--- BEGIN Supplied data ---

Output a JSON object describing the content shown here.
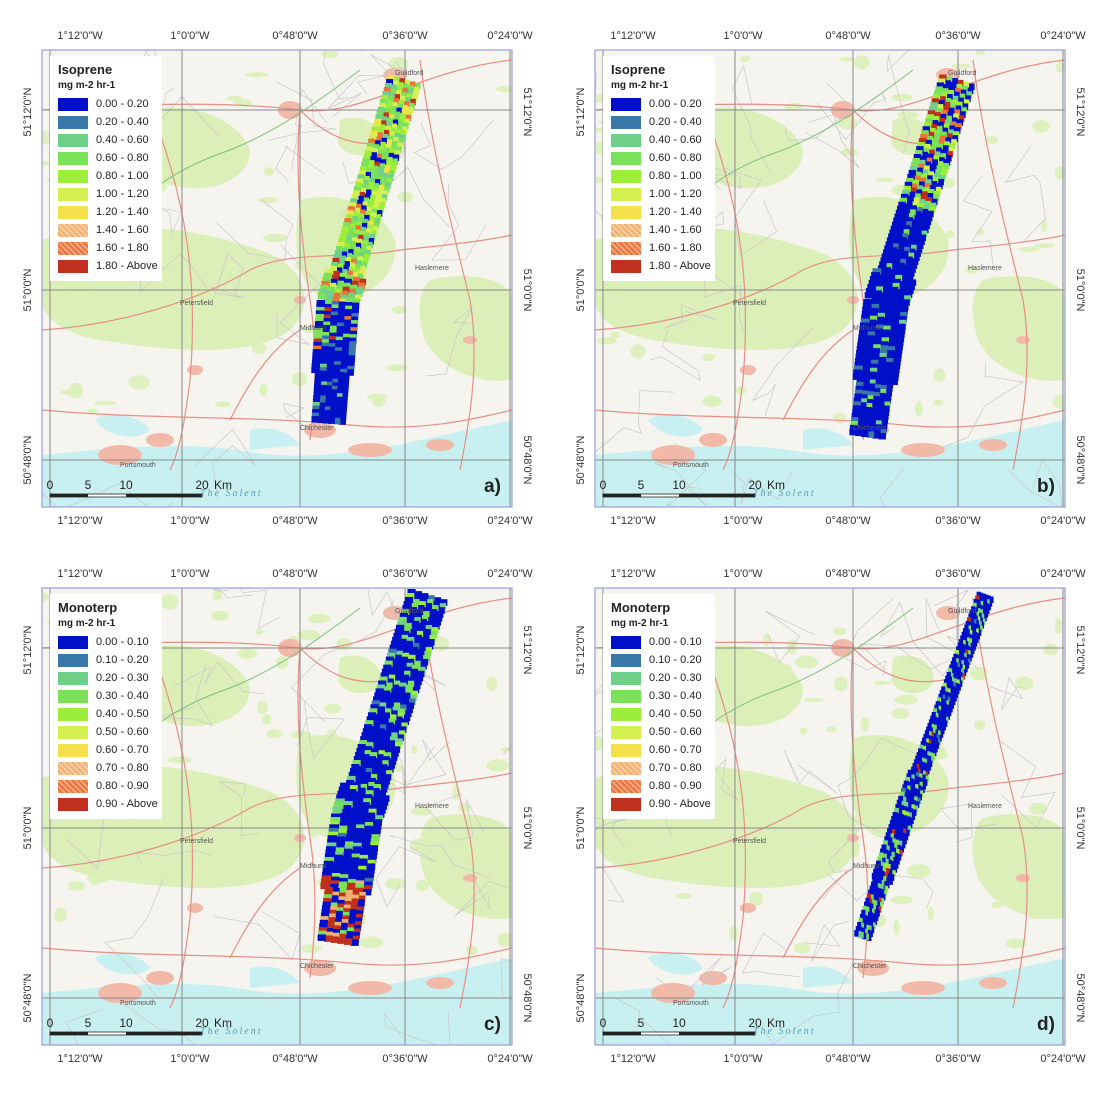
{
  "panels": [
    {
      "label": "a)",
      "legend_title": "Isoprene",
      "legend_unit": "mg m-2 hr-1",
      "classes": [
        "0.00 - 0.20",
        "0.20 - 0.40",
        "0.40 - 0.60",
        "0.60 - 0.80",
        "0.80 - 1.00",
        "1.00 - 1.20",
        "1.20 - 1.40",
        "1.40 - 1.60",
        "1.60 - 1.80",
        "1.80 - Above"
      ],
      "swath": {
        "p1": [
          0.77,
          0.07
        ],
        "p2": [
          0.63,
          0.55
        ],
        "p3": [
          0.61,
          0.81
        ],
        "width": 0.07
      },
      "dominant_classes": "mixed-green-blue-tail"
    },
    {
      "label": "b)",
      "legend_title": "Isoprene",
      "legend_unit": "mg m-2 hr-1",
      "classes": [
        "0.00 - 0.20",
        "0.20 - 0.40",
        "0.40 - 0.60",
        "0.60 - 0.80",
        "0.80 - 1.00",
        "1.00 - 1.20",
        "1.20 - 1.40",
        "1.40 - 1.60",
        "1.60 - 1.80",
        "1.80 - Above"
      ],
      "swath": {
        "p1": [
          0.77,
          0.07
        ],
        "p2": [
          0.62,
          0.55
        ],
        "p3": [
          0.58,
          0.84
        ],
        "width": 0.075
      },
      "dominant_classes": "blue-with-green-north"
    },
    {
      "label": "c)",
      "legend_title": "Monoterp",
      "legend_unit": "mg m-2 hr-1",
      "classes": [
        "0.00 - 0.10",
        "0.10 - 0.20",
        "0.20 - 0.30",
        "0.30 - 0.40",
        "0.40 - 0.50",
        "0.50 - 0.60",
        "0.60 - 0.70",
        "0.70 - 0.80",
        "0.80 - 0.90",
        "0.90 - Above"
      ],
      "swath": {
        "p1": [
          0.82,
          0.02
        ],
        "p2": [
          0.67,
          0.5
        ],
        "p3": [
          0.63,
          0.77
        ],
        "width": 0.085
      },
      "dominant_classes": "blue-dominant"
    },
    {
      "label": "d)",
      "legend_title": "Monoterp",
      "legend_unit": "mg m-2 hr-1",
      "classes": [
        "0.00 - 0.10",
        "0.10 - 0.20",
        "0.20 - 0.30",
        "0.30 - 0.40",
        "0.40 - 0.50",
        "0.50 - 0.60",
        "0.60 - 0.70",
        "0.70 - 0.80",
        "0.80 - 0.90",
        "0.90 - Above"
      ],
      "swath": {
        "p1": [
          0.83,
          0.02
        ],
        "p2": [
          0.67,
          0.46
        ],
        "p3": [
          0.57,
          0.76
        ],
        "width": 0.035
      },
      "dominant_classes": "blue-dominant-thin"
    }
  ],
  "class_colors": [
    "#0010c8",
    "#3a78a8",
    "#6fd08a",
    "#7be05a",
    "#9cee3a",
    "#d4f050",
    "#f4e04a",
    "#f0b070",
    "#e8743a",
    "#c0301e"
  ],
  "lon_ticks": [
    "1°12'0\"W",
    "1°0'0\"W",
    "0°48'0\"W",
    "0°36'0\"W",
    "0°24'0\"W"
  ],
  "lat_ticks": [
    "51°12'0\"N",
    "51°0'0\"N",
    "50°48'0\"N"
  ],
  "scale": {
    "numbers": [
      "0",
      "5",
      "10",
      "20"
    ],
    "unit": "Km"
  },
  "towns": {
    "guildford": "Guildford",
    "chichester": "Chichester",
    "portsmouth": "Portsmouth",
    "midhurst": "Midhurst",
    "petersfield": "Petersfield",
    "haslemere": "Haslemere"
  },
  "solent_label": "The Solent",
  "map_colors": {
    "land": "#f6f4ef",
    "green": "#dcefb8",
    "sea": "#c8f0f0",
    "urban": "#f2b9a8",
    "road": "#e58f86",
    "minor_road": "#c8c8c8",
    "grid": "#888888",
    "frame": "#9a9ed8"
  }
}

--- END Supplied data ---

**The request:** Quote each line of the listing exactly, but leave the pictures out.

**Result of this exercise:**
Output a JSON object describing the content shown here.
{
  "panels": [
    {
      "label": "a)",
      "legend_title": "Isoprene",
      "legend_unit": "mg m-2 hr-1",
      "classes": [
        "0.00 - 0.20",
        "0.20 - 0.40",
        "0.40 - 0.60",
        "0.60 - 0.80",
        "0.80 - 1.00",
        "1.00 - 1.20",
        "1.20 - 1.40",
        "1.40 - 1.60",
        "1.60 - 1.80",
        "1.80 - Above"
      ],
      "swath": {
        "p1": [
          0.77,
          0.07
        ],
        "p2": [
          0.63,
          0.55
        ],
        "p3": [
          0.61,
          0.81
        ],
        "width": 0.07
      },
      "dominant_classes": "mixed-green-blue-tail"
    },
    {
      "label": "b)",
      "legend_title": "Isoprene",
      "legend_unit": "mg m-2 hr-1",
      "classes": [
        "0.00 - 0.20",
        "0.20 - 0.40",
        "0.40 - 0.60",
        "0.60 - 0.80",
        "0.80 - 1.00",
        "1.00 - 1.20",
        "1.20 - 1.40",
        "1.40 - 1.60",
        "1.60 - 1.80",
        "1.80 - Above"
      ],
      "swath": {
        "p1": [
          0.77,
          0.07
        ],
        "p2": [
          0.62,
          0.55
        ],
        "p3": [
          0.58,
          0.84
        ],
        "width": 0.075
      },
      "dominant_classes": "blue-with-green-north"
    },
    {
      "label": "c)",
      "legend_title": "Monoterp",
      "legend_unit": "mg m-2 hr-1",
      "classes": [
        "0.00 - 0.10",
        "0.10 - 0.20",
        "0.20 - 0.30",
        "0.30 - 0.40",
        "0.40 - 0.50",
        "0.50 - 0.60",
        "0.60 - 0.70",
        "0.70 - 0.80",
        "0.80 - 0.90",
        "0.90 - Above"
      ],
      "swath": {
        "p1": [
          0.82,
          0.02
        ],
        "p2": [
          0.67,
          0.5
        ],
        "p3": [
          0.63,
          0.77
        ],
        "width": 0.085
      },
      "dominant_classes": "blue-dominant"
    },
    {
      "label": "d)",
      "legend_title": "Monoterp",
      "legend_unit": "mg m-2 hr-1",
      "classes": [
        "0.00 - 0.10",
        "0.10 - 0.20",
        "0.20 - 0.30",
        "0.30 - 0.40",
        "0.40 - 0.50",
        "0.50 - 0.60",
        "0.60 - 0.70",
        "0.70 - 0.80",
        "0.80 - 0.90",
        "0.90 - Above"
      ],
      "swath": {
        "p1": [
          0.83,
          0.02
        ],
        "p2": [
          0.67,
          0.46
        ],
        "p3": [
          0.57,
          0.76
        ],
        "width": 0.035
      },
      "dominant_classes": "blue-dominant-thin"
    }
  ],
  "class_colors": [
    "#0010c8",
    "#3a78a8",
    "#6fd08a",
    "#7be05a",
    "#9cee3a",
    "#d4f050",
    "#f4e04a",
    "#f0b070",
    "#e8743a",
    "#c0301e"
  ],
  "lon_ticks": [
    "1°12'0\"W",
    "1°0'0\"W",
    "0°48'0\"W",
    "0°36'0\"W",
    "0°24'0\"W"
  ],
  "lat_ticks": [
    "51°12'0\"N",
    "51°0'0\"N",
    "50°48'0\"N"
  ],
  "scale": {
    "numbers": [
      "0",
      "5",
      "10",
      "20"
    ],
    "unit": "Km"
  },
  "towns": {
    "guildford": "Guildford",
    "chichester": "Chichester",
    "portsmouth": "Portsmouth",
    "midhurst": "Midhurst",
    "petersfield": "Petersfield",
    "haslemere": "Haslemere"
  },
  "solent_label": "The Solent",
  "map_colors": {
    "land": "#f6f4ef",
    "green": "#dcefb8",
    "sea": "#c8f0f0",
    "urban": "#f2b9a8",
    "road": "#e58f86",
    "minor_road": "#c8c8c8",
    "grid": "#888888",
    "frame": "#9a9ed8"
  }
}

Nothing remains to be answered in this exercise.